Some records
* START *
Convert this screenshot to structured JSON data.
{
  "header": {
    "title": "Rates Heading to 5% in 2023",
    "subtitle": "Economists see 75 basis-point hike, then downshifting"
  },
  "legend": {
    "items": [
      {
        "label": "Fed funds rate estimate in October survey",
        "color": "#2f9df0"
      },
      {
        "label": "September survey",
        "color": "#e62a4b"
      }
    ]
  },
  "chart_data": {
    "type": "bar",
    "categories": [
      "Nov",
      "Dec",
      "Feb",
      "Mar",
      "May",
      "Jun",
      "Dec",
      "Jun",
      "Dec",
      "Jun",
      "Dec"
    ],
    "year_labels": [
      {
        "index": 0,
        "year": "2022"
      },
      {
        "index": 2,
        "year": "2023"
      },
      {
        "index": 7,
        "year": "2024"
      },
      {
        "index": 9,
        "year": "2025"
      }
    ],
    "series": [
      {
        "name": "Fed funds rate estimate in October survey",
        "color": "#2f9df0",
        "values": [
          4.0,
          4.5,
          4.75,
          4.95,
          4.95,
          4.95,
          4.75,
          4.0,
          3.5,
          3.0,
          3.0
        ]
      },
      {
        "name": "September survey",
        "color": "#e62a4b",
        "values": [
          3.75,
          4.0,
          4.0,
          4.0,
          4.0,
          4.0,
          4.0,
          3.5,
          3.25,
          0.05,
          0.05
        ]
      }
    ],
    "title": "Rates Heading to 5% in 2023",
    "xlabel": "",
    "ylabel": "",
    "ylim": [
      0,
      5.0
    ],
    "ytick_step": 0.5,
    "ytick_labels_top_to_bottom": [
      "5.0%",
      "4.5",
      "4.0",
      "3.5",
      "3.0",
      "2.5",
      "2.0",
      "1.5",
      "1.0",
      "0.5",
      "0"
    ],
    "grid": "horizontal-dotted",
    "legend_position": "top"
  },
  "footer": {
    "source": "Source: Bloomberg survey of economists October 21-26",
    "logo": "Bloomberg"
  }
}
* END *
Given exercise
Every record above should be output exactly.

Full response
Convert this screenshot to structured JSON data.
{
  "header": {
    "title": "Rates Heading to 5% in 2023",
    "subtitle": "Economists see 75 basis-point hike, then downshifting"
  },
  "legend": {
    "items": [
      {
        "label": "Fed funds rate estimate in October survey",
        "color": "#2f9df0"
      },
      {
        "label": "September survey",
        "color": "#e62a4b"
      }
    ]
  },
  "chart_data": {
    "type": "bar",
    "categories": [
      "Nov",
      "Dec",
      "Feb",
      "Mar",
      "May",
      "Jun",
      "Dec",
      "Jun",
      "Dec",
      "Jun",
      "Dec"
    ],
    "year_labels": [
      {
        "index": 0,
        "year": "2022"
      },
      {
        "index": 2,
        "year": "2023"
      },
      {
        "index": 7,
        "year": "2024"
      },
      {
        "index": 9,
        "year": "2025"
      }
    ],
    "series": [
      {
        "name": "Fed funds rate estimate in October survey",
        "color": "#2f9df0",
        "values": [
          4.0,
          4.5,
          4.75,
          4.95,
          4.95,
          4.95,
          4.75,
          4.0,
          3.5,
          3.0,
          3.0
        ]
      },
      {
        "name": "September survey",
        "color": "#e62a4b",
        "values": [
          3.75,
          4.0,
          4.0,
          4.0,
          4.0,
          4.0,
          4.0,
          3.5,
          3.25,
          0.05,
          0.05
        ]
      }
    ],
    "title": "Rates Heading to 5% in 2023",
    "xlabel": "",
    "ylabel": "",
    "ylim": [
      0,
      5.0
    ],
    "ytick_step": 0.5,
    "ytick_labels_top_to_bottom": [
      "5.0%",
      "4.5",
      "4.0",
      "3.5",
      "3.0",
      "2.5",
      "2.0",
      "1.5",
      "1.0",
      "0.5",
      "0"
    ],
    "grid": "horizontal-dotted",
    "legend_position": "top"
  },
  "footer": {
    "source": "Source: Bloomberg survey of economists October 21-26",
    "logo": "Bloomberg"
  }
}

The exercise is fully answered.